== STORED DATA ==
⟨

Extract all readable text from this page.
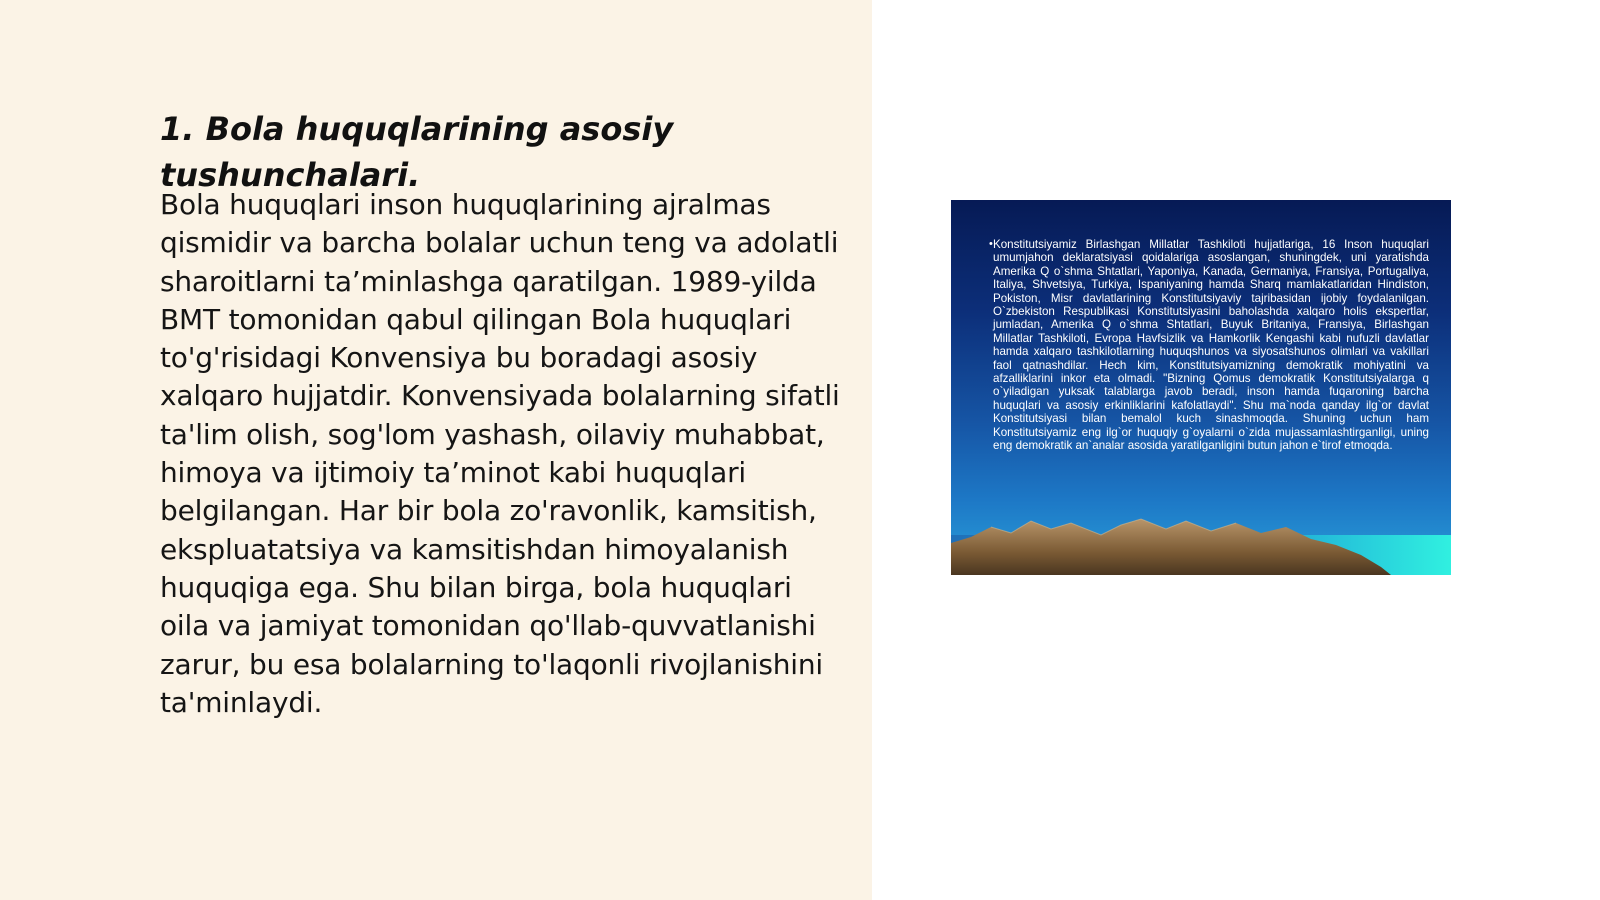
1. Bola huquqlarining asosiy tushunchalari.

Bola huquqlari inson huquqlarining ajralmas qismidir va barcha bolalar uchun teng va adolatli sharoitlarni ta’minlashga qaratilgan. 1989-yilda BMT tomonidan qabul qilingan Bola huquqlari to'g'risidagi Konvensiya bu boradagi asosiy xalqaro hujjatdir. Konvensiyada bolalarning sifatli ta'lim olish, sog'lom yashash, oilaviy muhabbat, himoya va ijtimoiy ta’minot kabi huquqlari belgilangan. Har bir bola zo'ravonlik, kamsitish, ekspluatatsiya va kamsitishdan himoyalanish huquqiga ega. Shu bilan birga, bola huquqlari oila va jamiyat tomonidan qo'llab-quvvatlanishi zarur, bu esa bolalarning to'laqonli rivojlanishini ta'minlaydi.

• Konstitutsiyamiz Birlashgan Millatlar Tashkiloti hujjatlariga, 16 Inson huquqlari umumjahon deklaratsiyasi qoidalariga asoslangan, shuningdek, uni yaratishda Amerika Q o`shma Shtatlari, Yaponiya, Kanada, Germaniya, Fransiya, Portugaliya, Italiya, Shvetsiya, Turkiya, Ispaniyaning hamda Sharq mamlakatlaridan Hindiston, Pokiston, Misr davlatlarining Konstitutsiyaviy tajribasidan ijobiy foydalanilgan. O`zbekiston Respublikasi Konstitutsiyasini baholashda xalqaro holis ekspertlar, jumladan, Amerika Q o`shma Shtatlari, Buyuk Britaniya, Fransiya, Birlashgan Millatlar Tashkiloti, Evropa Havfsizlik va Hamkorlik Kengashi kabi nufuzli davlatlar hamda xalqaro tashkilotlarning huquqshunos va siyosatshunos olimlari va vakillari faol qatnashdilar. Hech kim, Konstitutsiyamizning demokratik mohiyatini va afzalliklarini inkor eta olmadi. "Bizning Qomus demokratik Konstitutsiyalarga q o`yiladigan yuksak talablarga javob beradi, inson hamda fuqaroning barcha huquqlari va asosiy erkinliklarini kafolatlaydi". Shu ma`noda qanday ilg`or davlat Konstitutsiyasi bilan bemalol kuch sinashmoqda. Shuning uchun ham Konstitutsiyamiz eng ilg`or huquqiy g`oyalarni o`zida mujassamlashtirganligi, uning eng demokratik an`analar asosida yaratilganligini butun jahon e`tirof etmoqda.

⟩
⟨

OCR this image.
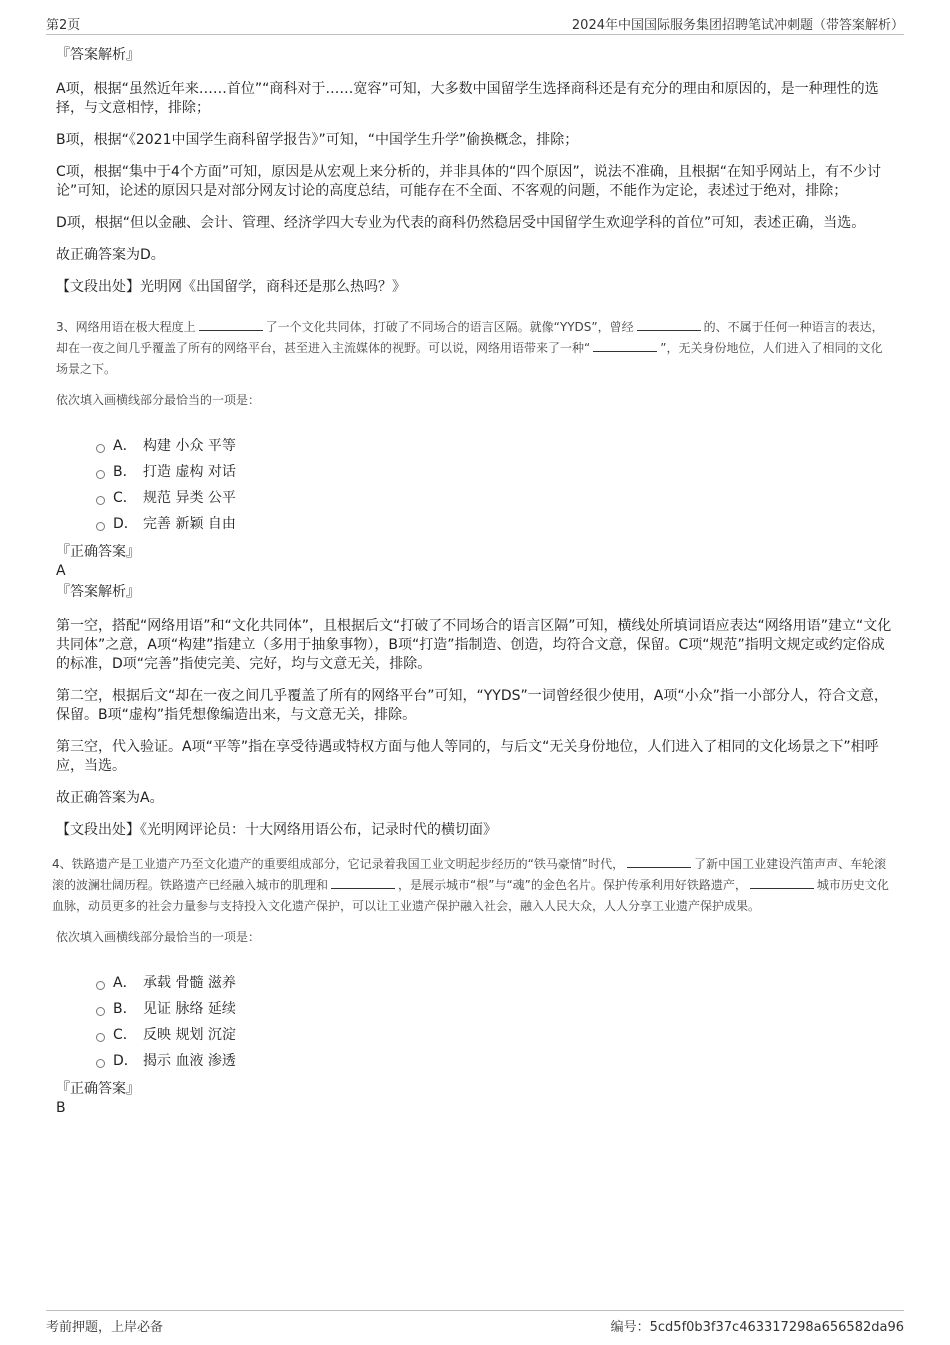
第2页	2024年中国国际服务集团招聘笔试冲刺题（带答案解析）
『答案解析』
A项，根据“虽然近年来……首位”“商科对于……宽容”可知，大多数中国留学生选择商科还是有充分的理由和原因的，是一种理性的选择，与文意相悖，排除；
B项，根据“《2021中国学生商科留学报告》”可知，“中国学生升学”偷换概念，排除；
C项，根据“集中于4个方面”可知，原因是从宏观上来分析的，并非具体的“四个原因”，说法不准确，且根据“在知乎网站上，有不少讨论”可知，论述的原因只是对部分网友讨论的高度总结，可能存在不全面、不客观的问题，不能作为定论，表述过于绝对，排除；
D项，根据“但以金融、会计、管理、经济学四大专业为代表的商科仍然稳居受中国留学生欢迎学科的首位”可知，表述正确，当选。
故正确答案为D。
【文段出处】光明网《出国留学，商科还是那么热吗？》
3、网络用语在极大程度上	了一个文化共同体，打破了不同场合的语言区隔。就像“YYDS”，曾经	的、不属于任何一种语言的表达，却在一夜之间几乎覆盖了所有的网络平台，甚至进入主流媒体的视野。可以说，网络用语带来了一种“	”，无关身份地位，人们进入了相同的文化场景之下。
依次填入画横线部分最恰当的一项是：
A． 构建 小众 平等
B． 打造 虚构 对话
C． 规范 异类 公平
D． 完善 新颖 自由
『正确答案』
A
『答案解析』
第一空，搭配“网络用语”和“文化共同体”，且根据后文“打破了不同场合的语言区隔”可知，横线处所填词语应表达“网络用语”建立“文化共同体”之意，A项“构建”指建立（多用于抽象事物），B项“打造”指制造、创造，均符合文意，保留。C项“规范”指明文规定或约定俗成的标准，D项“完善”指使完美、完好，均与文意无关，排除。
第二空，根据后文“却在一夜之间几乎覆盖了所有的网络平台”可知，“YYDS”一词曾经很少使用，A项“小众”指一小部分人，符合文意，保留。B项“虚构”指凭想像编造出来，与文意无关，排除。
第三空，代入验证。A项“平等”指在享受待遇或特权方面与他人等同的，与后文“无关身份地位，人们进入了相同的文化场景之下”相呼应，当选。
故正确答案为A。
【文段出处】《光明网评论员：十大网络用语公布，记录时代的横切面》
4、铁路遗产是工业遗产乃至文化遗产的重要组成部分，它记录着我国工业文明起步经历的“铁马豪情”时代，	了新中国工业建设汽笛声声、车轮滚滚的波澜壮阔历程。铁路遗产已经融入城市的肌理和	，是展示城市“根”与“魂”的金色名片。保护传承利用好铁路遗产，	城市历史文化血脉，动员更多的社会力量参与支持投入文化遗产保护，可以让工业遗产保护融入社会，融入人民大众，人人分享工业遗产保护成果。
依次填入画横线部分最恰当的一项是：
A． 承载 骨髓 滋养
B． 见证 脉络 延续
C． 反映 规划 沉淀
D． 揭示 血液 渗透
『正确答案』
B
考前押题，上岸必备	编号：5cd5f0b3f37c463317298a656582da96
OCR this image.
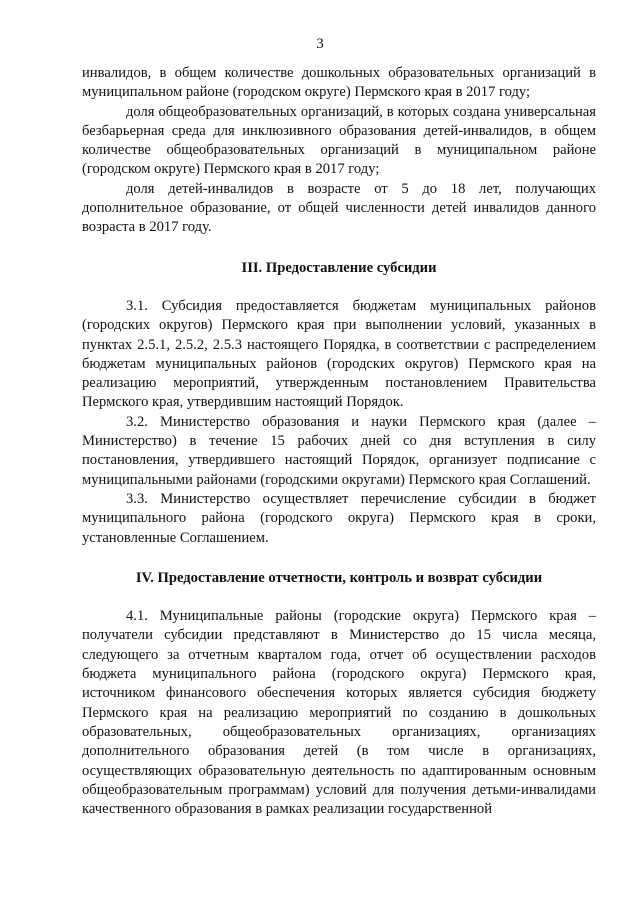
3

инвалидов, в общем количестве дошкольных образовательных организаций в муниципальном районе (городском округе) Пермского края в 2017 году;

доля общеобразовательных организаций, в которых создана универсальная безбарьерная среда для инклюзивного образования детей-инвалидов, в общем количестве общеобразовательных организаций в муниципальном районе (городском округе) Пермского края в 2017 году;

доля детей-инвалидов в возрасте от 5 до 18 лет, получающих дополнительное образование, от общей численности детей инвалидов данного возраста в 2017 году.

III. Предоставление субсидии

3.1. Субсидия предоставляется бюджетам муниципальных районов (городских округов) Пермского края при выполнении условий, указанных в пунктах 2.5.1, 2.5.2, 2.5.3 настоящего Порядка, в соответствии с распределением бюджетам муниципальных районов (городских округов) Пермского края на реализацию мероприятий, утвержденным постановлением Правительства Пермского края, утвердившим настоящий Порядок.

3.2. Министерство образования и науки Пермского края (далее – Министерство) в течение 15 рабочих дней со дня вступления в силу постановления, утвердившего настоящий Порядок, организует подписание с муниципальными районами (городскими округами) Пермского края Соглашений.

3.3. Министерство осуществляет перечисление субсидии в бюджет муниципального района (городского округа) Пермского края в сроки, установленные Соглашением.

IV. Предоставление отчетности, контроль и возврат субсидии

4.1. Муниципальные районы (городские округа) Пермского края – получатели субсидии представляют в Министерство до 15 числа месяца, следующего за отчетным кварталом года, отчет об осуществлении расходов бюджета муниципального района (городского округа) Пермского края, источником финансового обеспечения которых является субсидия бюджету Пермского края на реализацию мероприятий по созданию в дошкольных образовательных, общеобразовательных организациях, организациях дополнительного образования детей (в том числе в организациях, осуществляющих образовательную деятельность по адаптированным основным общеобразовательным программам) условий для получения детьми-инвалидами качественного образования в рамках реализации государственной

⟩

== EXERCISE ==
Wherever the string "доля" appears in the entries above, list that line.

== WRITTEN SOLUTION ==
доля общеобразовательных организаций, в которых создана универсальная безбарьерная среда для инклюзивного образования детей-инвалидов, в общем количестве общеобразовательных организаций в муниципальном районе (городском округе) Пермского края в 2017 году;
доля детей-инвалидов в возрасте от 5 до 18 лет, получающих дополнительное образование, от общей численности детей инвалидов данного возраста в 2017 году.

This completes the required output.